'''
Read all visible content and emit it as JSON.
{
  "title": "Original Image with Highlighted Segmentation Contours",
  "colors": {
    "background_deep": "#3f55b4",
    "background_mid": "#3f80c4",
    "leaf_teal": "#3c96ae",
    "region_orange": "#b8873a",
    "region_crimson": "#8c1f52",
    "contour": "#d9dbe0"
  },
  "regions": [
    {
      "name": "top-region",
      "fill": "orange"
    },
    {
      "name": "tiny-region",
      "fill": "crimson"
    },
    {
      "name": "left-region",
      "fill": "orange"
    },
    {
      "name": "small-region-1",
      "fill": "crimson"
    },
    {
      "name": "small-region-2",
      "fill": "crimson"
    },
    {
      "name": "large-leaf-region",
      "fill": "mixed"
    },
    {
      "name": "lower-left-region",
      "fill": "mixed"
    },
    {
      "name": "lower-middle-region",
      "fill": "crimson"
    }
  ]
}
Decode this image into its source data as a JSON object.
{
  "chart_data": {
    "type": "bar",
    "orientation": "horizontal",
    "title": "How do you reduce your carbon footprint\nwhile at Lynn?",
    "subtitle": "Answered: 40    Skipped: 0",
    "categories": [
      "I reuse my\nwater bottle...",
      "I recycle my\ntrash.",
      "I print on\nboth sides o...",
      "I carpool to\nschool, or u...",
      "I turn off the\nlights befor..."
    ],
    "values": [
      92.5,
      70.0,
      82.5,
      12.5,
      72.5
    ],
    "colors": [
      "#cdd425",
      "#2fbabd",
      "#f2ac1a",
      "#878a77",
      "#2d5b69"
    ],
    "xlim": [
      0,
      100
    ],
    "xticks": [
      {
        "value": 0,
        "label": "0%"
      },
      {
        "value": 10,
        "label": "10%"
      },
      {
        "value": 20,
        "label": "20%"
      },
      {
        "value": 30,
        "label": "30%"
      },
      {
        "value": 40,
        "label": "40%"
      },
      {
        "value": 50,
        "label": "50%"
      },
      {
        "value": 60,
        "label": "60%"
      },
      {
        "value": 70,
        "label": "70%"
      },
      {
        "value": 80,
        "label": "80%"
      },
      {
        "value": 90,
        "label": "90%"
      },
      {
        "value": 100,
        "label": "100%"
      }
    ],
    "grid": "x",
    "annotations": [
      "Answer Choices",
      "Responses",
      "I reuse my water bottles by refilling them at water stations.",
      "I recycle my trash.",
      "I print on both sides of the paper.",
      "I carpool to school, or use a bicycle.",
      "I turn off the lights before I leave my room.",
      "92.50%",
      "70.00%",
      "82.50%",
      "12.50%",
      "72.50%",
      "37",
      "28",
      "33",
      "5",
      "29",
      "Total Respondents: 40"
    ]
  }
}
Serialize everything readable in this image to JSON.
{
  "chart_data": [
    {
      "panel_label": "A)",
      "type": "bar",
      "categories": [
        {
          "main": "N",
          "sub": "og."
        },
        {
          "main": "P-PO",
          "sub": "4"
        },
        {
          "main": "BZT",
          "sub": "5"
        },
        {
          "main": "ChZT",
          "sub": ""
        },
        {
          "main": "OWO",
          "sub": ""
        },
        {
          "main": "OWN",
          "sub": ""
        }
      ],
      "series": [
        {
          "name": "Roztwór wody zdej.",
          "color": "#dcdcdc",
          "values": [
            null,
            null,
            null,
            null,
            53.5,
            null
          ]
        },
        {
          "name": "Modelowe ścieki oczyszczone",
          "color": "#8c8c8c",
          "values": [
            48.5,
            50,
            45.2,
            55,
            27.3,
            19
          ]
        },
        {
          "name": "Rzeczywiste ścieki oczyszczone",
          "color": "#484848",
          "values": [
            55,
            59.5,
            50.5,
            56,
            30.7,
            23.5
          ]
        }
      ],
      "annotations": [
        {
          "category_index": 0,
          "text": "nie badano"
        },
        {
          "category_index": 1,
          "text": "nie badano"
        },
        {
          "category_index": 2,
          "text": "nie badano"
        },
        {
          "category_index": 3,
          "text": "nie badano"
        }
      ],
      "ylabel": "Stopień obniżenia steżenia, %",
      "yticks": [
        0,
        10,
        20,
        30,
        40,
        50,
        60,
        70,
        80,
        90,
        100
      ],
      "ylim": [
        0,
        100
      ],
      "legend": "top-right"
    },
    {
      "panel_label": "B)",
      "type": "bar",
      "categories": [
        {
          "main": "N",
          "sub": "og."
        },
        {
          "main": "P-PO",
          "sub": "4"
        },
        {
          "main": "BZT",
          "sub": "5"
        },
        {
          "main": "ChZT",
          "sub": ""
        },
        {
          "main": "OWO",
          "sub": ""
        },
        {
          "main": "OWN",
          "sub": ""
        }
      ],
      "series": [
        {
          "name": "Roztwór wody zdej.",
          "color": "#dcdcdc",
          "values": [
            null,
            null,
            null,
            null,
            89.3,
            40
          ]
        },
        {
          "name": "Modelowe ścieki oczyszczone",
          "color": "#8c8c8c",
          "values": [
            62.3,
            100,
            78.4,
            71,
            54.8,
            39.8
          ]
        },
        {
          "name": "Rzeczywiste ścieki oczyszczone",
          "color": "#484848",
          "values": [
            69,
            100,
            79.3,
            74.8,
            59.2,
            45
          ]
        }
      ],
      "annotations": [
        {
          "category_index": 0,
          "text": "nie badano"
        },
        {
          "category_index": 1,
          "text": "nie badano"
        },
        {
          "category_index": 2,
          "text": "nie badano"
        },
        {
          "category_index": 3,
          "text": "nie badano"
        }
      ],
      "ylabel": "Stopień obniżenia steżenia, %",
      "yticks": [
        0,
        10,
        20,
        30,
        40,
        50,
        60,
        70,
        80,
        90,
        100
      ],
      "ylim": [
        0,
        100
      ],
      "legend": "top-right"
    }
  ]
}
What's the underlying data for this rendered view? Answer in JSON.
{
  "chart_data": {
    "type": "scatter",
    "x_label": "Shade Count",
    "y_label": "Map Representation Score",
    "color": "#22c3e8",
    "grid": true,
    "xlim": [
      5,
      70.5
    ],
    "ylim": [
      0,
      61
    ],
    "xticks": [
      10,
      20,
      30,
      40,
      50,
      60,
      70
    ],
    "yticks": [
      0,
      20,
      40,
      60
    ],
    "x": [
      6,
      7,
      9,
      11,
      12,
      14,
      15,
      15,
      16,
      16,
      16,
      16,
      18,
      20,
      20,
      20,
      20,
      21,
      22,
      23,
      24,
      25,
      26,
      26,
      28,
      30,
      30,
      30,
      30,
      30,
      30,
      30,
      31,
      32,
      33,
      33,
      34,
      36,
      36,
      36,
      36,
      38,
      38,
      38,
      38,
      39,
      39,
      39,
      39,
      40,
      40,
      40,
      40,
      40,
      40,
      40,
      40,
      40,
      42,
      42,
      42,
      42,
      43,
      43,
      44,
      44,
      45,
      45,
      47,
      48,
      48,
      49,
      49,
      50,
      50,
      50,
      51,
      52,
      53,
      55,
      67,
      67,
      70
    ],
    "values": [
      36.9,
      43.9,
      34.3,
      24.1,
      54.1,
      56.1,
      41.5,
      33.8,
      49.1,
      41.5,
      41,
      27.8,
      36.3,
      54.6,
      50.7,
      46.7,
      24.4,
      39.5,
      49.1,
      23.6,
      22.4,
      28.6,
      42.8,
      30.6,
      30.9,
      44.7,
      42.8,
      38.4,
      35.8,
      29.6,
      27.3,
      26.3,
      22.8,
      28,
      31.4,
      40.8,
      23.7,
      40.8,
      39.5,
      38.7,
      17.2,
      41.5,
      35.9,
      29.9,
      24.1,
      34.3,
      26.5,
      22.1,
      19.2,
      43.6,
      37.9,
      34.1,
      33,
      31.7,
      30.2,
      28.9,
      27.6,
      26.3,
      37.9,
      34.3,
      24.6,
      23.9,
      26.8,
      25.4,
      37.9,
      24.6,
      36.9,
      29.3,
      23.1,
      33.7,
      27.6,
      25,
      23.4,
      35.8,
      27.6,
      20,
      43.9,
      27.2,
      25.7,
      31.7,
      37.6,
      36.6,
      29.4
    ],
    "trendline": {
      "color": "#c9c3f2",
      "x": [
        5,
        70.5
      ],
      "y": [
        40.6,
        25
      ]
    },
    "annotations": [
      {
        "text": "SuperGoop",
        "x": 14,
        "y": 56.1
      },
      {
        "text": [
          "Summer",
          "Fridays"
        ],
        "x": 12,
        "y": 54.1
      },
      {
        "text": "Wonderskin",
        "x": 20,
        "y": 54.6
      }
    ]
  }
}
'''
Aim of the task
Where does the word "this" appear? Return each line that holds it.

Full response
Decode this image into its source data as a JSON object.
Serialize everything readable in this image to JSON.
What's the underlying data for this rendered view? Answer in JSON.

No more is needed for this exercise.